[Data entries]
-----
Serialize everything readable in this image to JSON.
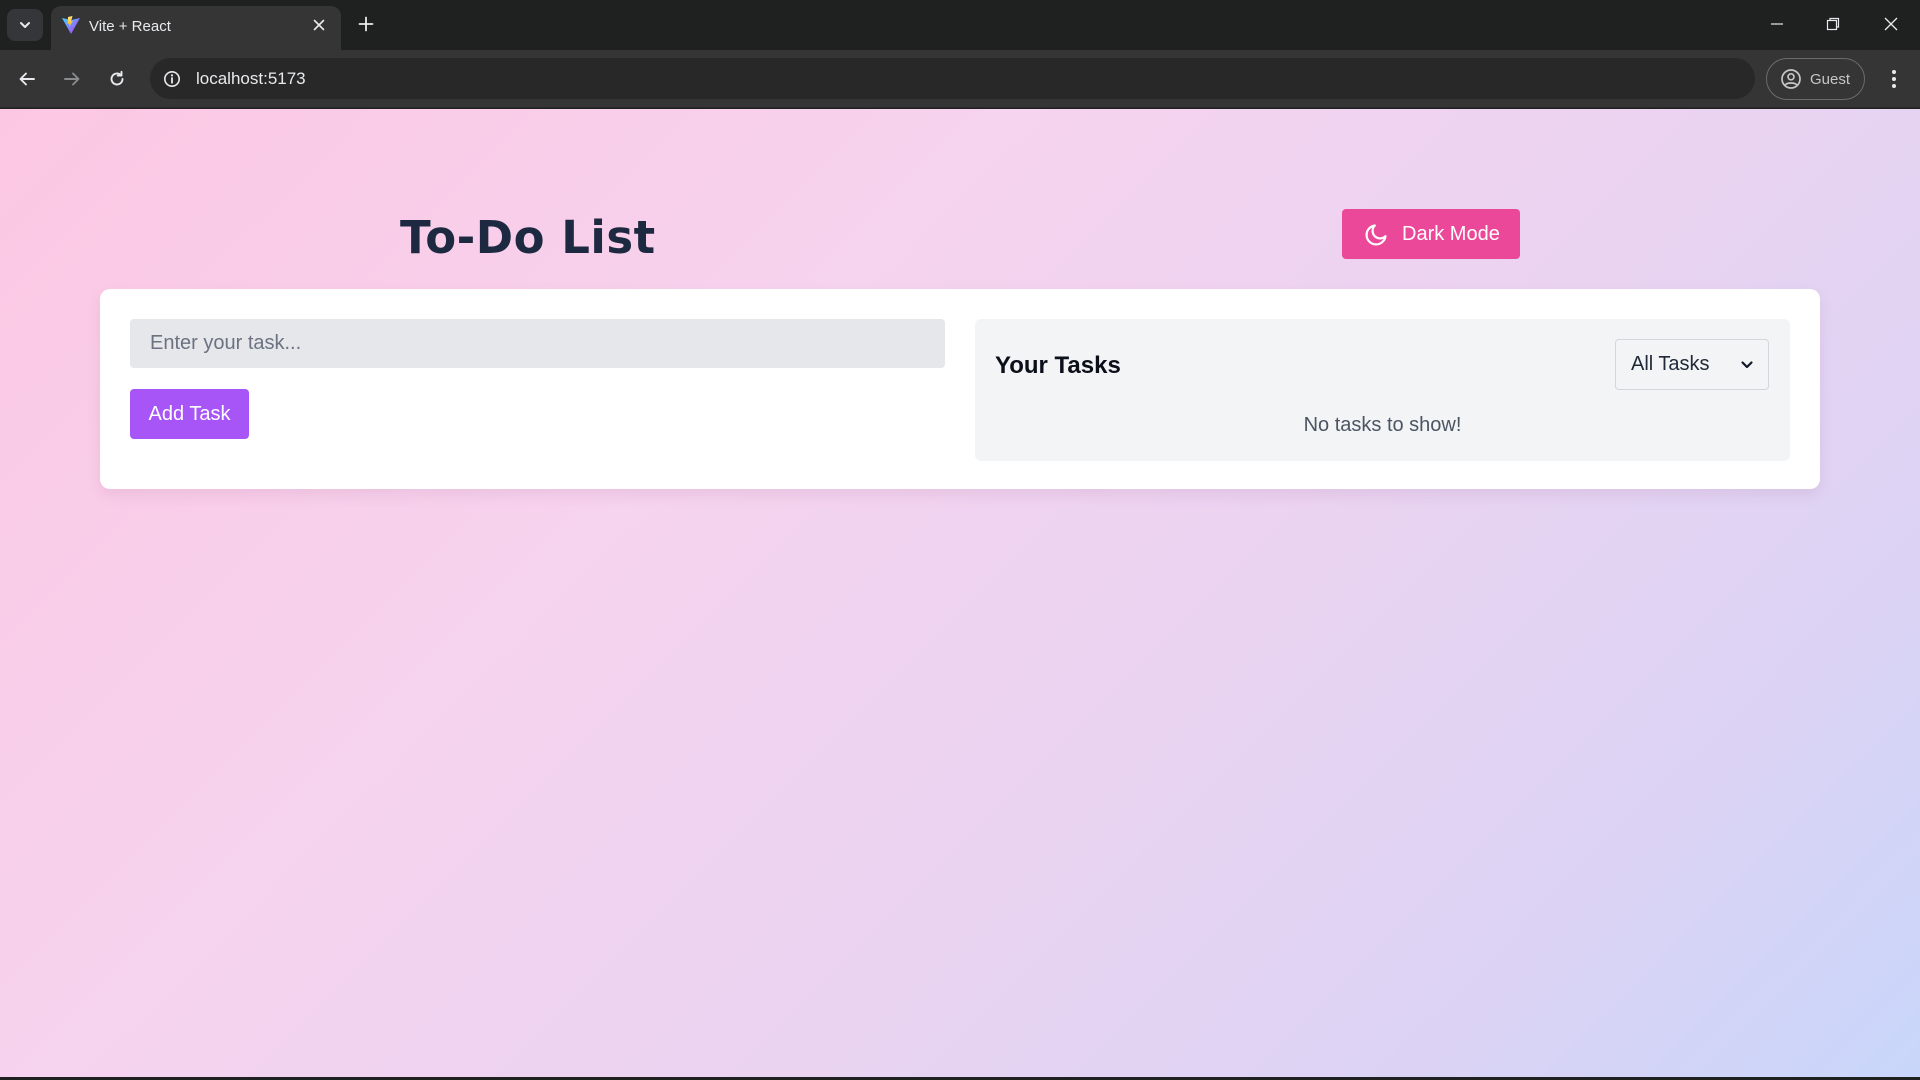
{
  "browser": {
    "tab": {
      "title": "Vite + React"
    },
    "address_bar": {
      "url": "localhost:5173"
    },
    "profile": {
      "label": "Guest"
    }
  },
  "app": {
    "title": "To-Do List",
    "theme_toggle": {
      "label": "Dark Mode",
      "icon": "moon-icon"
    },
    "task_input": {
      "placeholder": "Enter your task...",
      "value": ""
    },
    "add_button": {
      "label": "Add Task"
    },
    "tasks_panel": {
      "heading": "Your Tasks",
      "filter": {
        "selected": "All Tasks"
      },
      "empty_message": "No tasks to show!",
      "tasks": []
    }
  },
  "colors": {
    "dark_mode_button": "#ec4899",
    "add_task_button": "#a855f7",
    "title_text": "#1d2940",
    "background_gradient": [
      "#fcc7e3",
      "#ead3f1",
      "#c8d6fa"
    ]
  }
}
-----
**YOUR INSTRUCTIONS**:
Without the pictures, repeat all the records word for word.

**SOLUTION FOR THIS TASK**:
Serialize everything readable in this image to JSON.
{
  "browser": {
    "tab": {
      "title": "Vite + React"
    },
    "address_bar": {
      "url": "localhost:5173"
    },
    "profile": {
      "label": "Guest"
    }
  },
  "app": {
    "title": "To-Do List",
    "theme_toggle": {
      "label": "Dark Mode",
      "icon": "moon-icon"
    },
    "task_input": {
      "placeholder": "Enter your task...",
      "value": ""
    },
    "add_button": {
      "label": "Add Task"
    },
    "tasks_panel": {
      "heading": "Your Tasks",
      "filter": {
        "selected": "All Tasks"
      },
      "empty_message": "No tasks to show!",
      "tasks": []
    }
  },
  "colors": {
    "dark_mode_button": "#ec4899",
    "add_task_button": "#a855f7",
    "title_text": "#1d2940",
    "background_gradient": [
      "#fcc7e3",
      "#ead3f1",
      "#c8d6fa"
    ]
  }
}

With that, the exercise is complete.